*Set task*
Each line below should be retyped exactly, with no pictures.

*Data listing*
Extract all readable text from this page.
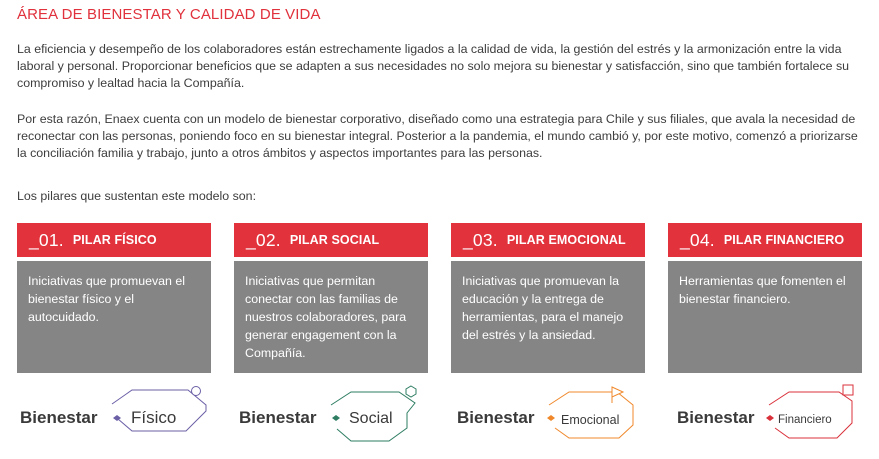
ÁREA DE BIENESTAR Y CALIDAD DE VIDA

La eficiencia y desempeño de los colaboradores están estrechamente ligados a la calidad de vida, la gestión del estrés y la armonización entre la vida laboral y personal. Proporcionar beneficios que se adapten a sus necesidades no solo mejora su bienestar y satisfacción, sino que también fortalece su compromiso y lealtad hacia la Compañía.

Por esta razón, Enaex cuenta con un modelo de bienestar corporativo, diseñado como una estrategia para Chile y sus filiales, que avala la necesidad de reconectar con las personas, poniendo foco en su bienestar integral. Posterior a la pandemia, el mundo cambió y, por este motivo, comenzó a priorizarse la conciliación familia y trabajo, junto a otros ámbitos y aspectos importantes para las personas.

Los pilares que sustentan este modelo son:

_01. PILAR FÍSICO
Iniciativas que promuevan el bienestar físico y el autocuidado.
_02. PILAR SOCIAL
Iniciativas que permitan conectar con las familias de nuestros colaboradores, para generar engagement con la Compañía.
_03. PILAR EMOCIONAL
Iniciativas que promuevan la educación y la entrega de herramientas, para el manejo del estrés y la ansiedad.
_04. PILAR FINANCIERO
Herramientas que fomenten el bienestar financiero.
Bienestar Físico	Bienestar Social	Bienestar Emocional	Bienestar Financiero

*Response to the exercise*
Extract all readable text from this page.
ÁREA DE BIENESTAR Y CALIDAD DE VIDA

La eficiencia y desempeño de los colaboradores están estrechamente ligados a la calidad de vida, la gestión del estrés y la armonización entre la vida laboral y personal. Proporcionar beneficios que se adapten a sus necesidades no solo mejora su bienestar y satisfacción, sino que también fortalece su compromiso y lealtad hacia la Compañía.

Por esta razón, Enaex cuenta con un modelo de bienestar corporativo, diseñado como una estrategia para Chile y sus filiales, que avala la necesidad de reconectar con las personas, poniendo foco en su bienestar integral. Posterior a la pandemia, el mundo cambió y, por este motivo, comenzó a priorizarse la conciliación familia y trabajo, junto a otros ámbitos y aspectos importantes para las personas.

Los pilares que sustentan este modelo son:

_01. PILAR FÍSICO
Iniciativas que promuevan el bienestar físico y el autocuidado.
_02. PILAR SOCIAL
Iniciativas que permitan conectar con las familias de nuestros colaboradores, para generar engagement con la Compañía.
_03. PILAR EMOCIONAL
Iniciativas que promuevan la educación y la entrega de herramientas, para el manejo del estrés y la ansiedad.
_04. PILAR FINANCIERO
Herramientas que fomenten el bienestar financiero.
Bienestar Físico	Bienestar Social	Bienestar Emocional	Bienestar Financiero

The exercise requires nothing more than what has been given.